[Items from a data source]

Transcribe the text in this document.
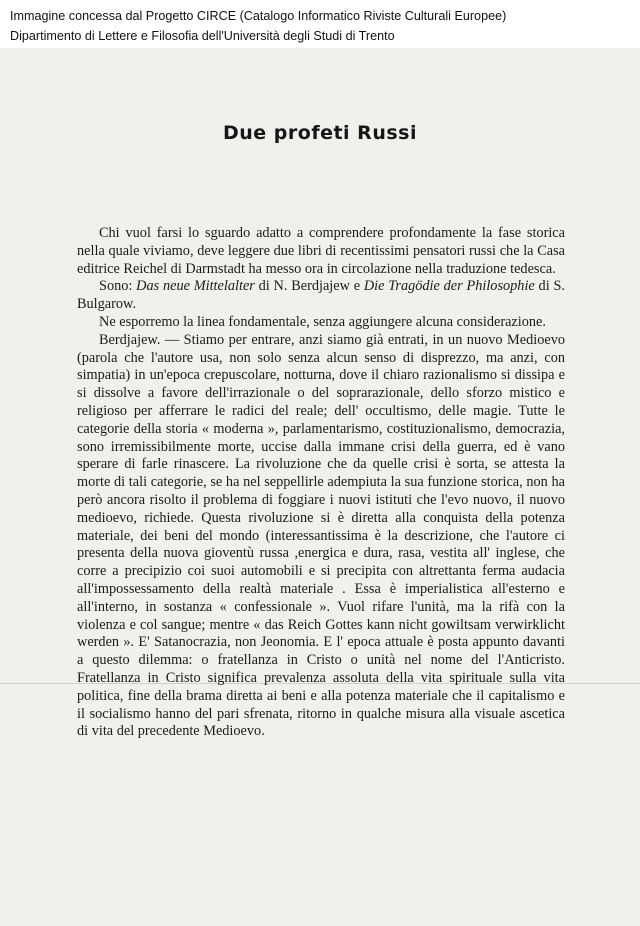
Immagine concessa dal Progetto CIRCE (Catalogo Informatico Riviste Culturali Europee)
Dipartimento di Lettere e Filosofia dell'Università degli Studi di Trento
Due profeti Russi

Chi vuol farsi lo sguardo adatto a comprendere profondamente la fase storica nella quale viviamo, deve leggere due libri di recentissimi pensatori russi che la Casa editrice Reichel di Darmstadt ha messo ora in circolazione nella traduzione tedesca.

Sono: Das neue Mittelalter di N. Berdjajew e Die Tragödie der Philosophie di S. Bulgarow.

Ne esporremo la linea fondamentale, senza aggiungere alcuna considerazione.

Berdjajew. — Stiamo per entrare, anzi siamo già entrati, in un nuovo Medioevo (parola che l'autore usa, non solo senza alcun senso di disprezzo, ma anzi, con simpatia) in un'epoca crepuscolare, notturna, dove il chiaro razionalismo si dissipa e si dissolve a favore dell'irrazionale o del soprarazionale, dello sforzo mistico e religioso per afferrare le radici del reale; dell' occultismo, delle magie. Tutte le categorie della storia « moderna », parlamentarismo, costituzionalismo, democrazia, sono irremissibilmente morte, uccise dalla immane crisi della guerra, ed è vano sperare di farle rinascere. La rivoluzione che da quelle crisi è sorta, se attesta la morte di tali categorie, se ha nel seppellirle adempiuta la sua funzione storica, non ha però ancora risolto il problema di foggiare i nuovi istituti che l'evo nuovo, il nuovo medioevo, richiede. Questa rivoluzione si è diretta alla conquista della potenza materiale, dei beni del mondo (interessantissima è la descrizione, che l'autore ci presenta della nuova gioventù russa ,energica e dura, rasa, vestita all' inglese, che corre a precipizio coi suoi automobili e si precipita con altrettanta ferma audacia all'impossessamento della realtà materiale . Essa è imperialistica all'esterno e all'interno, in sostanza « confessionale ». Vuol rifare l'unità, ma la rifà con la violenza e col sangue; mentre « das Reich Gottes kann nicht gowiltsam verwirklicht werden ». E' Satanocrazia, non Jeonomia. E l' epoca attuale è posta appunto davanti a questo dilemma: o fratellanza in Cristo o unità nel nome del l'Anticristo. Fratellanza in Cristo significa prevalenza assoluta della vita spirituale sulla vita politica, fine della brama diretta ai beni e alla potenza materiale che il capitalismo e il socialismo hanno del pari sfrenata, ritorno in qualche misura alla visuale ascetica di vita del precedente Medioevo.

---

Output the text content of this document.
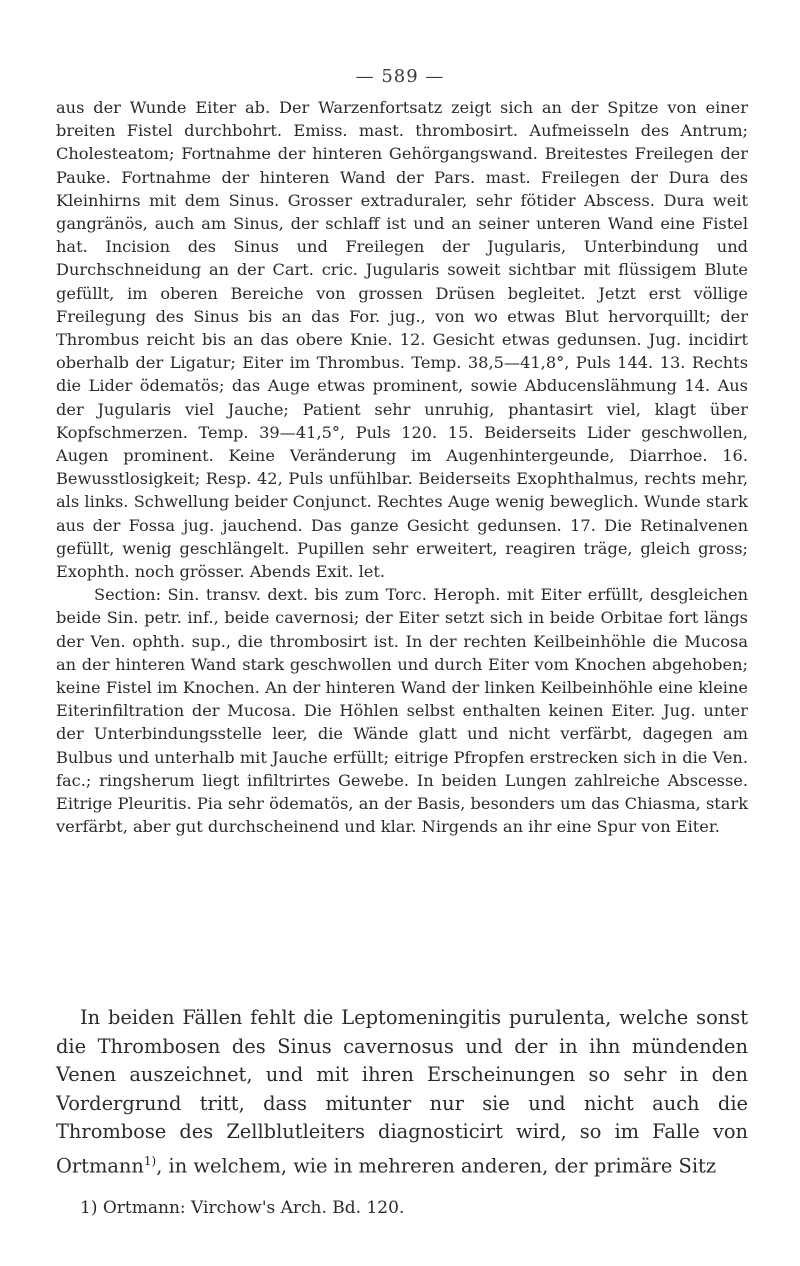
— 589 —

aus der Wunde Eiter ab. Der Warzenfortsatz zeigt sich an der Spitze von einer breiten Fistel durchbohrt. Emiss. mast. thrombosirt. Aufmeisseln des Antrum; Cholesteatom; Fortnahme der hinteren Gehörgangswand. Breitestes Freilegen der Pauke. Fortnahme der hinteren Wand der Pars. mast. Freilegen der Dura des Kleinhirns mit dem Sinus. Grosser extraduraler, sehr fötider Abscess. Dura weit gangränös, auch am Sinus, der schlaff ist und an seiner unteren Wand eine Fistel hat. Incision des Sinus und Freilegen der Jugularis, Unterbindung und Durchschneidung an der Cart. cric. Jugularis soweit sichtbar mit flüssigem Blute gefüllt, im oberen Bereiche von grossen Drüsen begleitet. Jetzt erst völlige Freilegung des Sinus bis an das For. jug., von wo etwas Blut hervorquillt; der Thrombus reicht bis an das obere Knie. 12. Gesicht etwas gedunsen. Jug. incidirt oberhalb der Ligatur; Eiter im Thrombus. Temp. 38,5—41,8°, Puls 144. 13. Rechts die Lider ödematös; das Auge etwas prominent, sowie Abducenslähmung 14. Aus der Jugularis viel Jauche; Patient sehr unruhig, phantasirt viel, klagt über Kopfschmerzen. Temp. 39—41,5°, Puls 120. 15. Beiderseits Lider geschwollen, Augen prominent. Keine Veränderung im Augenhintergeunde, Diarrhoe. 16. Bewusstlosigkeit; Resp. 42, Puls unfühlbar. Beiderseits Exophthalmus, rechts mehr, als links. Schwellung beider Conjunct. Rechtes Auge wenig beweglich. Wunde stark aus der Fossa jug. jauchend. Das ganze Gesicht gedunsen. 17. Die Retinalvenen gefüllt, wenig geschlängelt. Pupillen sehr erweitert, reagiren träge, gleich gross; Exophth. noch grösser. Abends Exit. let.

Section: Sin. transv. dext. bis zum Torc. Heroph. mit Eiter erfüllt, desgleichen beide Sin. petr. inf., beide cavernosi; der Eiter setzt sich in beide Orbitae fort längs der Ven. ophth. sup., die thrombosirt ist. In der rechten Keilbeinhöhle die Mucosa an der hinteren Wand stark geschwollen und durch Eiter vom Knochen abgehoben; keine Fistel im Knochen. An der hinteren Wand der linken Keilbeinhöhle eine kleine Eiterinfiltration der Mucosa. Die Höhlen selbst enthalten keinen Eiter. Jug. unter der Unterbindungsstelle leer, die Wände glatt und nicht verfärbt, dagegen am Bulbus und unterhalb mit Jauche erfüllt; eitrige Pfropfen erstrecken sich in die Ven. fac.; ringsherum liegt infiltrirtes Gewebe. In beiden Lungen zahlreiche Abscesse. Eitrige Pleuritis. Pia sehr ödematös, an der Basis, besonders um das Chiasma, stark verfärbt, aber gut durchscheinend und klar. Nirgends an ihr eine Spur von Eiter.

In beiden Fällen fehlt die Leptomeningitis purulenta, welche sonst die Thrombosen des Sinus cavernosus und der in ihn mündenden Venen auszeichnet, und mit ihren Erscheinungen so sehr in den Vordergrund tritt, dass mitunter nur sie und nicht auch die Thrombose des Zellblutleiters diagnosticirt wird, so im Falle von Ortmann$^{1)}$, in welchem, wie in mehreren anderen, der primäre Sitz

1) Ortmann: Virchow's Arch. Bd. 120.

**Task requirements**
Identify and copy the lines holding the word "this".

**Complete response**
Transcribe the text in this document.
Output the text content of this document.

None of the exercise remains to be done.